Rencontre avec Nadia Essalmi, romancière et éditrice marocaine : "Je prends la plume car elle est ma seule arme pour combattre l’obscurantisme. L’art, la littérature, le cinéma peuvent être des outils puissants pour remettre en question les tabous"

Par
Yasmina Jaafar
14 décembre 2023

Après "La révolte des rêves" (La virgule, 2018), Nadia Essalmi publie "L’amante religieuse". Un recueil de textes - finaliste Prix Ahmed-Baba (Mali) et finaliste Prix Ivoire 2023 - aussi fort que politique. La romancière, également directrice de la maison d'édition Yomad et fondatrice du Festival Marocain Littératures Itinérantes, a autant de courage que de talent à nous faire vivre les atermoiements de la société marocaine. L'émancipation des femmes, le mariage forcé, l'inceste, le corps et la sensualité... chaque thème est posé sans tabou. Rencontre avec une femme à connaître :

La première nouvelle "Le Je (jeu) de l’enfant" traite de l'inceste, la deuxième "Le corps à corps" de transsexualité. Défaire les tabous ne vous effraie pas ? 

Oui, cela m’effraie car mes écrits peuvent susciter de l’incompréhension qui à son tour peut engendrer des réactions violentes. Défaire les tabous est une entreprise complexe qui présente des défis et des risques, mais elle peut également être importante pour la progression sociale, la compréhension mutuelle et la promotion de la diversité. Elle rencontre inéluctablement une résistance significative de la part de certaines parties de la société qui sont attachées aux normes établies. La déconstruction de certains tabous peut contribuer à l’éducation et à la sensibilisation du public sur des questions importantes, favorisant une compréhension plus approfondie.

Les tabous, même s’ils varient d’une culture à l’autre, existent parce qu’ils font référence à ce qui est contre les normes culturelles, religieuses ou morales. Dans certaines sociétés, parler ou discuter ouvertement de certains sujets peut être perçu comme offensant. Il est très dur de bousculer les mentalités et les croyances parce qu’elles sont coriaces. Les combattre nécessite de l’audace, du courage, de la volonté et de la persévérance.

Pour revenir à l’accueil de L’amante religieuse, il n’était pas des plus chaleureux. Quelques plateformes culturelles ont refusé de le présenter sous prétexte que le sujet était sensible. Mais d’autres, plus courageuses, ont joué le jeu.

### Extraits des données
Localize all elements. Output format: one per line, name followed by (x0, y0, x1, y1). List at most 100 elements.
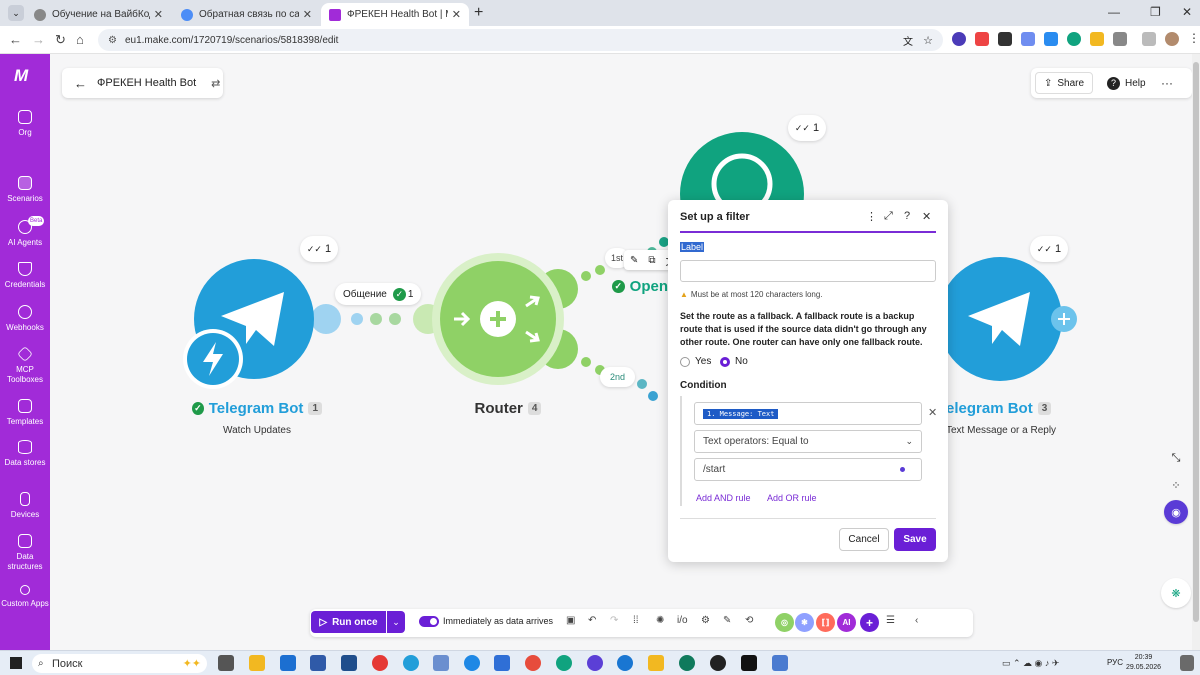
add-and-rule-link[interactable]: Add AND rule (696, 493, 751, 503)
flow-control-icon[interactable]: ✱ (795, 613, 814, 632)
make-logo[interactable]: M (14, 66, 28, 86)
file-explorer-icon[interactable] (249, 655, 265, 671)
tab-list-button[interactable]: ⌄ (8, 5, 24, 21)
add-or-rule-link[interactable]: Add OR rule (767, 493, 817, 503)
mapped-variable-pill[interactable]: 1. Message: Text (703, 408, 779, 419)
fallback-no-radio[interactable]: No (720, 356, 748, 367)
sidebar-panel-icon[interactable] (1142, 32, 1156, 46)
save-icon[interactable]: ▣ (566, 615, 575, 626)
sidebar-item-custom-apps[interactable]: Custom Apps (0, 585, 50, 609)
cancel-button[interactable]: Cancel (839, 528, 889, 551)
app-icon[interactable] (556, 655, 572, 671)
app-icon[interactable] (341, 655, 357, 671)
telegram-icon[interactable] (403, 655, 419, 671)
io-icon[interactable]: i/o (677, 615, 688, 626)
app-icon[interactable] (433, 655, 449, 671)
extension-icon[interactable] (1021, 32, 1035, 46)
language-indicator[interactable]: РУС (1107, 658, 1123, 667)
close-window-icon[interactable]: ✕ (1182, 5, 1192, 19)
ai-icon[interactable]: AI (837, 613, 856, 632)
more-vertical-icon[interactable]: ⋮ (866, 210, 877, 223)
grid-icon[interactable]: ⁘ (1164, 473, 1188, 497)
profile-avatar[interactable] (1165, 32, 1179, 46)
sidebar-item-mcp[interactable]: MCP Toolboxes (0, 346, 50, 385)
checklist-icon[interactable]: ☰ (886, 615, 895, 626)
bookmark-star-icon[interactable]: ☆ (923, 34, 933, 47)
scenario-name[interactable]: ФРЕКЕН Health Bot (97, 77, 196, 89)
schedule-label[interactable]: Immediately as data arrives (443, 616, 553, 626)
collapse-chevron-icon[interactable]: ‹ (915, 615, 918, 626)
menu-dots-icon[interactable]: ⋮ (1188, 32, 1200, 46)
remove-condition-icon[interactable]: ✕ (928, 406, 937, 419)
reload-icon[interactable]: ↻ (55, 32, 66, 48)
sidebar-item-webhooks[interactable]: Webhooks (0, 305, 50, 333)
text-parser-icon[interactable]: ⟦⟧ (816, 613, 835, 632)
undo-icon[interactable]: ↶ (588, 615, 596, 626)
ai-assistant-icon[interactable]: ◉ (1164, 500, 1188, 524)
tools-icon[interactable]: ◎ (775, 613, 794, 632)
help-icon[interactable]: ? (904, 210, 910, 222)
minimize-icon[interactable]: — (1108, 5, 1120, 19)
forward-icon[interactable]: → (32, 32, 45, 47)
chrome-icon[interactable] (525, 655, 541, 671)
run-once-button[interactable]: ▷ Run once (311, 611, 386, 633)
browser-tab-3[interactable]: ФРЕКЕН Health Bot | Make ✕ (321, 3, 469, 26)
route-label-chip[interactable]: Общение ✓ 1 (335, 283, 422, 305)
back-arrow-icon[interactable]: ← (74, 76, 87, 91)
app-icon[interactable] (741, 655, 757, 671)
close-icon[interactable]: ✕ (922, 210, 931, 223)
share-button[interactable]: ⇪ Share (1035, 72, 1094, 94)
sidebar-item-ai-agents[interactable]: Beta AI Agents (0, 216, 50, 248)
bulb-icon[interactable]: ✺ (656, 615, 664, 626)
extension-icon[interactable] (975, 32, 989, 46)
translate-icon[interactable]: 文 (903, 33, 913, 48)
chart-app-icon[interactable] (494, 655, 510, 671)
sidebar-item-templates[interactable]: Templates (0, 399, 50, 427)
notes-icon[interactable]: ✎ (723, 615, 731, 626)
operations-count-telegram-reply[interactable]: ✓✓ 1 (1030, 236, 1068, 262)
expand-icon[interactable]: ⤢ (884, 210, 893, 223)
app-icon[interactable] (710, 655, 726, 671)
operations-count-openai[interactable]: ✓✓ 1 (788, 115, 826, 141)
sidebar-item-data-stores[interactable]: Data stores (0, 440, 50, 468)
save-button[interactable]: Save (894, 528, 936, 551)
settings-sliders-icon[interactable]: ⇄ (211, 77, 220, 90)
notifications-icon[interactable] (1180, 655, 1194, 671)
grid-dots-icon[interactable]: ⁞⁞ (633, 615, 639, 626)
sidebar-item-org[interactable]: Org (0, 110, 50, 138)
history-icon[interactable]: ⟲ (745, 615, 753, 626)
app-icon[interactable] (464, 655, 480, 671)
taskbar-search[interactable]: ⌕ Поиск ✦✦ (32, 654, 207, 673)
app-icon[interactable] (587, 655, 603, 671)
condition-value-input[interactable]: /start (694, 458, 922, 481)
site-info-icon[interactable]: ⚙ (108, 35, 117, 46)
app-icon[interactable] (617, 655, 633, 671)
extension-icon[interactable] (952, 32, 966, 46)
close-tab-icon[interactable]: ✕ (303, 8, 312, 21)
app-icon[interactable] (679, 655, 695, 671)
system-tray-icons[interactable]: ▭ ⌃ ☁ ◉ ♪ ✈ (1002, 658, 1059, 669)
sidebar-item-devices[interactable]: Devices (0, 492, 50, 520)
extension-icon[interactable] (1090, 32, 1104, 46)
close-tab-icon[interactable]: ✕ (452, 8, 461, 21)
outlook-icon[interactable] (280, 655, 296, 671)
clock[interactable]: 20:39 29.05.2026 (1126, 653, 1161, 673)
redo-icon[interactable]: ↷ (610, 615, 618, 626)
fallback-yes-radio[interactable]: Yes (680, 356, 711, 367)
yandex-icon[interactable] (372, 655, 388, 671)
copy-icon[interactable]: ⧉ (648, 255, 655, 266)
task-view-icon[interactable] (218, 655, 234, 671)
vertical-scrollbar[interactable] (1192, 54, 1200, 650)
add-module-icon[interactable]: + (860, 613, 879, 632)
scenario-canvas[interactable]: ← ФРЕКЕН Health Bot ⇄ ⇪ Share ? Help ···… (50, 54, 1192, 650)
auto-align-icon[interactable]: ⤡ (1164, 446, 1188, 470)
word-icon[interactable] (310, 655, 326, 671)
extension-icon[interactable] (998, 32, 1012, 46)
help-button[interactable]: ? Help (1099, 68, 1154, 98)
second-route-chip[interactable]: 2nd (600, 367, 636, 387)
more-options-icon[interactable]: ··· (1153, 68, 1181, 98)
openai-floating-icon[interactable]: ❋ (1161, 578, 1191, 608)
sidebar-item-data-structures[interactable]: Data structures (0, 534, 50, 572)
sidebar-item-credentials[interactable]: Credentials (0, 262, 50, 290)
condition-field-input[interactable]: 1. Message: Text (694, 402, 922, 425)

### Travail à faire
1. Traduisez en anglais cette phrase de l'entretien avec Nadia Essalmi : « Il est très dur de bousculer les mentalités et les croyances parce qu’elles sont coriaces. »
2. Poursuivez l'entretien avec Nadia Essalmi après sa dernière phrase.

### Liste des réponses
1. It is very hard to shake up mindsets and beliefs because they are stubborn.

2.
L’art, la littérature, le cinéma et d’autres formes de médias peuvent être des outils puissants pour remettre en question les tabous. Les œuvres créatives, même si elles rencontrent de la résistance, elles peuvent susciter la réflexion et ouvrir des conversations.

Il est important de noter que le changement culturel est l’allié du temps. Il nécessite souvent un effort soutenu de la part de divers acteurs de la société qui combine l’éducation, la sensibilisation et l’action concrète.

Vous prenez la plume pour toutes celles qui ne peuvent pas prendre la parole ?

Je prends la plume car elle est ma seule arme pour combattre l’obscurantisme, mais elle doit être employée de manière constructive et bénéfique. L’écriture a le pouvoir d’influencer, persuader et provoquer des changements, aussi minimes soient-ils. Les mots, lorsqu’ils sont utilisés de manière habile et puissante, peuvent avoir un impact significatif sur la pensée, les attitudes et les actions des gens.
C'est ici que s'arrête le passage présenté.